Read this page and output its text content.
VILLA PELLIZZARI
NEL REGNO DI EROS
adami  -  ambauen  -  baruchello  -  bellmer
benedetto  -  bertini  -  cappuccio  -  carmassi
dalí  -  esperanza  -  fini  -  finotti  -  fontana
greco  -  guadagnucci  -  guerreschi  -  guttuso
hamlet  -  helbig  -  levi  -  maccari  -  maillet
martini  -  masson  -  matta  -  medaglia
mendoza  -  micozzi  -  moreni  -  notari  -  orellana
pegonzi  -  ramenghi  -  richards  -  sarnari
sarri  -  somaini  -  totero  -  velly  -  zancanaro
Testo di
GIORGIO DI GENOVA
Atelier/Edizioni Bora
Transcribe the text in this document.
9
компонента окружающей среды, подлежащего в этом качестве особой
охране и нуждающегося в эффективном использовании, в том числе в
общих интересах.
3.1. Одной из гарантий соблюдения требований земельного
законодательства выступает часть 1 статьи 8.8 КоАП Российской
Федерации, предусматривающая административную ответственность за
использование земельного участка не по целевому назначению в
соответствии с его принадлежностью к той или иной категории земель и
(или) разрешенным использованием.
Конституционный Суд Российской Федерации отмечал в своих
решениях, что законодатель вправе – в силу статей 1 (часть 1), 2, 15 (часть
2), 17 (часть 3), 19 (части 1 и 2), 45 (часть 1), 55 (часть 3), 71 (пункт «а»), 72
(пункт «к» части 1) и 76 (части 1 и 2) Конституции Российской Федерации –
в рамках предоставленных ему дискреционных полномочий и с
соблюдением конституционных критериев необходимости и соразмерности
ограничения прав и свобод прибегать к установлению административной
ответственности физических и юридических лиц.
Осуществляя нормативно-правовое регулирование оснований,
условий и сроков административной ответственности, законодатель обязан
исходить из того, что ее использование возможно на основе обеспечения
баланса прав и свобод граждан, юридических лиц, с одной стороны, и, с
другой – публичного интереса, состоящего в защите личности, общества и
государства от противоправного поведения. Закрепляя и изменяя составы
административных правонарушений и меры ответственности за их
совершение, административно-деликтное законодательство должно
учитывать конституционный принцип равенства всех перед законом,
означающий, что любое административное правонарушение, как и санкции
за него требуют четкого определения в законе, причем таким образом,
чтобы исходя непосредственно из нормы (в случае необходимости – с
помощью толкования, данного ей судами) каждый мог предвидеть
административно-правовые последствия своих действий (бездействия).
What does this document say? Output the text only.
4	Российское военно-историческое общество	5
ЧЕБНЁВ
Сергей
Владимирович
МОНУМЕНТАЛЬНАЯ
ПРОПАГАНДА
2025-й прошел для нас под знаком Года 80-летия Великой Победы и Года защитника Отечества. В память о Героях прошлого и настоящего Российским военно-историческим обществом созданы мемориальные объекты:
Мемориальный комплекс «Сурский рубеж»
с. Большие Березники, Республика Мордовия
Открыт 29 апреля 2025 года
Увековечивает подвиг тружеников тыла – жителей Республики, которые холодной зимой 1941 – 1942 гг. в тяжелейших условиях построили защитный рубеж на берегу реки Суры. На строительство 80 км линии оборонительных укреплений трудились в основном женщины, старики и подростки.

### DIRECTION
Repeat the records above exactly as they appear.

### RESPONSE
Read this page and output its text content.
VILLA PELLIZZARI
NEL REGNO DI EROS
adami  -  ambauen  -  baruchello  -  bellmer
benedetto  -  bertini  -  cappuccio  -  carmassi
dalí  -  esperanza  -  fini  -  finotti  -  fontana
greco  -  guadagnucci  -  guerreschi  -  guttuso
hamlet  -  helbig  -  levi  -  maccari  -  maillet
martini  -  masson  -  matta  -  medaglia
mendoza  -  micozzi  -  moreni  -  notari  -  orellana
pegonzi  -  ramenghi  -  richards  -  sarnari
sarri  -  somaini  -  totero  -  velly  -  zancanaro
Testo di
GIORGIO DI GENOVA
Atelier/Edizioni Bora
Transcribe the text in this document.
9
компонента окружающей среды, подлежащего в этом качестве особой
охране и нуждающегося в эффективном использовании, в том числе в
общих интересах.
3.1. Одной из гарантий соблюдения требований земельного
законодательства выступает часть 1 статьи 8.8 КоАП Российской
Федерации, предусматривающая административную ответственность за
использование земельного участка не по целевому назначению в
соответствии с его принадлежностью к той или иной категории земель и
(или) разрешенным использованием.
Конституционный Суд Российской Федерации отмечал в своих
решениях, что законодатель вправе – в силу статей 1 (часть 1), 2, 15 (часть
2), 17 (часть 3), 19 (части 1 и 2), 45 (часть 1), 55 (часть 3), 71 (пункт «а»), 72
(пункт «к» части 1) и 76 (части 1 и 2) Конституции Российской Федерации –
в рамках предоставленных ему дискреционных полномочий и с
соблюдением конституционных критериев необходимости и соразмерности
ограничения прав и свобод прибегать к установлению административной
ответственности физических и юридических лиц.
Осуществляя нормативно-правовое регулирование оснований,
условий и сроков административной ответственности, законодатель обязан
исходить из того, что ее использование возможно на основе обеспечения
баланса прав и свобод граждан, юридических лиц, с одной стороны, и, с
другой – публичного интереса, состоящего в защите личности, общества и
государства от противоправного поведения. Закрепляя и изменяя составы
административных правонарушений и меры ответственности за их
совершение, административно-деликтное законодательство должно
учитывать конституционный принцип равенства всех перед законом,
означающий, что любое административное правонарушение, как и санкции
за него требуют четкого определения в законе, причем таким образом,
чтобы исходя непосредственно из нормы (в случае необходимости – с
помощью толкования, данного ей судами) каждый мог предвидеть
административно-правовые последствия своих действий (бездействия).
What does this document say? Output the text only.
4	Российское военно-историческое общество	5
ЧЕБНЁВ
Сергей
Владимирович
МОНУМЕНТАЛЬНАЯ
ПРОПАГАНДА
2025-й прошел для нас под знаком Года 80-летия Великой Победы и Года защитника Отечества. В память о Героях прошлого и настоящего Российским военно-историческим обществом созданы мемориальные объекты:
Мемориальный комплекс «Сурский рубеж»
с. Большие Березники, Республика Мордовия
Открыт 29 апреля 2025 года
Увековечивает подвиг тружеников тыла – жителей Республики, которые холодной зимой 1941 – 1942 гг. в тяжелейших условиях построили защитный рубеж на берегу реки Суры. На строительство 80 км линии оборонительных укреплений трудились в основном женщины, старики и подростки.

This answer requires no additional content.